Extrait du document.
· · ·
D’une façon globale, la productivité des légumineuses est faible alors que les frais sont élevés et le prix au producteur peu rémunérateur. La culture des légumineuses est jugée peu rentable par les agriculteurs.
Absence d’une stratégie pour le développement des légumineuses
Face à la réticence des agriculteurs et au déclin des surfaces réservées à la culture des légumineuses, l’ex-ministre de l’Agriculture Saâd Seddik a déclaré en 2016, lors d’une conférence nationale sur «la réalité du secteur des légumineuses et les perspectives de son développement», que son département allait bientôt présenter une stratégie pour développer la filière. Malheureusement l’instabilité politique que connaît le pays et les multiples changements opérés à la tête du ministère de l’Agriculture n’ont pas permis à cette action d’aboutir et la stratégie ne semble pas encore au point.
La Tunisie est déficitaire en protéines végétales, aussi bien pour l’alimentation humaine qu’animale. Nous importons chaque année des quantités de plus en plus importantes de légumes secs ainsi que du soja destiné à l’alimentation animale. Elaborer une stratégie et la mettre en place est devenu urgent pour développer ce secteur et assurer une notre sécurité alimentaire en légumineuses.
Cette stratégie doit inclure tous les intervenants de la filière : semenciers, producteurs, conditionneurs, industriels, commerçants et consommateurs ainsi que les organismes de soutien : recherche, vulgarisation…
De nombreux établissements publics œuvrent dans le domaine de la recherche en général. Plusieurs laboratoires, chacun dans son domaine de compétence, travaillent sur les légumineuses (INRAT, INGC, CBBC, facultés et écoles d’ingénieurs…). Il serait primordial de fédérer tous ces organismes et de coordonner leurs actions dans le cadre d’un programme national de recherche. Les questions de recherche sont nombreuses : sélection variétale, lutte contre les mauvaises herbes, lutte contre les maladies, techniques culturales, aspect économiques, rentabilité et commercialisation, transformation… Les ministères de l’Enseignement supérieur et de l’Agriculture doivent mettre les moyens matériels nécessaires pour la réalisation de ces travaux.
· · ·
Enregistrements de données.
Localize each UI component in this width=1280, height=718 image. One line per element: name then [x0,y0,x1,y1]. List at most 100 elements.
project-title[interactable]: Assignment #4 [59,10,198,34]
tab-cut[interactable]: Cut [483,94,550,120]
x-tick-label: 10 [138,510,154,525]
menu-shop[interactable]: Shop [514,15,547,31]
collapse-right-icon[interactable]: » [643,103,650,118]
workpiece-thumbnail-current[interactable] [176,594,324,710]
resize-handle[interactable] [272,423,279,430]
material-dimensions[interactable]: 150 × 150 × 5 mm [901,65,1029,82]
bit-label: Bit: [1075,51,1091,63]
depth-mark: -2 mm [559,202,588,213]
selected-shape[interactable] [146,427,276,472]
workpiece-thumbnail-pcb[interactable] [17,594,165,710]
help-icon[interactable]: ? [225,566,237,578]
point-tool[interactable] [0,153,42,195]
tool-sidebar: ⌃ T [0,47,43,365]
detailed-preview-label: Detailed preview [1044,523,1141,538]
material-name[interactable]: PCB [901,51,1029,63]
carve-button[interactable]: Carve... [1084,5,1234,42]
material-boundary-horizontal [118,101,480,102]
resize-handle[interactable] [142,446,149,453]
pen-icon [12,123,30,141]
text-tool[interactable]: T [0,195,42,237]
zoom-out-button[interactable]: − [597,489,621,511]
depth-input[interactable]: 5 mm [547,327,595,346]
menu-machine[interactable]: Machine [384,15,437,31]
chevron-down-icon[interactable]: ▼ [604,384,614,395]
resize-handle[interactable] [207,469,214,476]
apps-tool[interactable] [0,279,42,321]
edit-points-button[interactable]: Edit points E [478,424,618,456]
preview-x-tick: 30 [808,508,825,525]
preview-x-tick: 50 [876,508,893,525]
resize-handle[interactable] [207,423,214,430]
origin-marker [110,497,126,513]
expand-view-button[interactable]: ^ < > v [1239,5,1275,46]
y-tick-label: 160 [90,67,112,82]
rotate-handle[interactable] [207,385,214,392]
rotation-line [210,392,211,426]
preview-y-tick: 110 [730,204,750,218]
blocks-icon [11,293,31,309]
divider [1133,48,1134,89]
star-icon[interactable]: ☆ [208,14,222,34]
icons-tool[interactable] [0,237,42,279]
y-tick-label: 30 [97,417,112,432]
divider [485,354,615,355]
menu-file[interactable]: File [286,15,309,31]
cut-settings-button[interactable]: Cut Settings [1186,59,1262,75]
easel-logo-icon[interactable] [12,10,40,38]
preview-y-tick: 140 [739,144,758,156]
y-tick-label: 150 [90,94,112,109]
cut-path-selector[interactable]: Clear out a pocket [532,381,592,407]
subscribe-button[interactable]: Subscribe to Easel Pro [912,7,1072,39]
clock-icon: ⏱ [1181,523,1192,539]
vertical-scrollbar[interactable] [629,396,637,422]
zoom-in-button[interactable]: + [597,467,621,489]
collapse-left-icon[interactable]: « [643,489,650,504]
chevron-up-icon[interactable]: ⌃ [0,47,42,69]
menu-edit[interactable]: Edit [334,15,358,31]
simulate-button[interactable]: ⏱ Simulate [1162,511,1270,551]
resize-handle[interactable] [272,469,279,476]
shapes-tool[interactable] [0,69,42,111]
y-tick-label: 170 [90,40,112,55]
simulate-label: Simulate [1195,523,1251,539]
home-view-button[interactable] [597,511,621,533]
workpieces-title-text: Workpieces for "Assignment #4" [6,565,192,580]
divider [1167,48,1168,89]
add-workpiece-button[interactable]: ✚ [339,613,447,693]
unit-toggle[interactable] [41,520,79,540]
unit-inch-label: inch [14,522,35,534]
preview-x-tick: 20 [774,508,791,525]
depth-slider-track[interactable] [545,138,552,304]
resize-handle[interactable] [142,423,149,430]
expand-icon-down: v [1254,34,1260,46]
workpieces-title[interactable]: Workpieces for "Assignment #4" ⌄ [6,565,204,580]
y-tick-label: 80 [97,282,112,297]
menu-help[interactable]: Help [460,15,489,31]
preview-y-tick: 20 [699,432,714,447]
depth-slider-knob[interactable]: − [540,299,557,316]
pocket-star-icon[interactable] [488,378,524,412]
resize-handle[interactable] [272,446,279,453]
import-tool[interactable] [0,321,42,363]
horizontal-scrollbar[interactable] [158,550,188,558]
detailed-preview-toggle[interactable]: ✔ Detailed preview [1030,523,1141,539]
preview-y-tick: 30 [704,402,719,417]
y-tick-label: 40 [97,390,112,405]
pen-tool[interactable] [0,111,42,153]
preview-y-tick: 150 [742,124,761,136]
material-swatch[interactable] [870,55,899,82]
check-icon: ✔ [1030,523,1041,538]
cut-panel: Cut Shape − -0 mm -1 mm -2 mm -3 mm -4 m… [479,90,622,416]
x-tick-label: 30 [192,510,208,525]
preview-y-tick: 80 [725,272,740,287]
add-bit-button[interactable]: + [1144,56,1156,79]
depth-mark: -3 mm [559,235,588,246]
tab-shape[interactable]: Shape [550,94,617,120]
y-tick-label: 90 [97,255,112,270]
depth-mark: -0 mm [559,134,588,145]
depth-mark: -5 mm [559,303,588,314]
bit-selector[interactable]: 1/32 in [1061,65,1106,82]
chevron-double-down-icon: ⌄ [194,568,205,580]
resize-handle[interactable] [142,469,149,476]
· · ·
À faire. Veuillez reprendre l'extrait sur les légumineuses de « La Tunisie est » à « alimentaire en légumineuses. » en changeant « soja » en « maïs ». Servez-vous uniquement de l'extrait.

Solution ci-dessous.
La Tunisie est déficitaire en protéines végétales, aussi bien pour l’alimentation humaine qu’animale. Nous importons chaque année des quantités de plus en plus importantes de légumes secs ainsi que du maïs destiné à l’alimentation animale. Elaborer une stratégie et la mettre en place est devenu urgent pour développer ce secteur et assurer une notre sécurité alimentaire en légumineuses.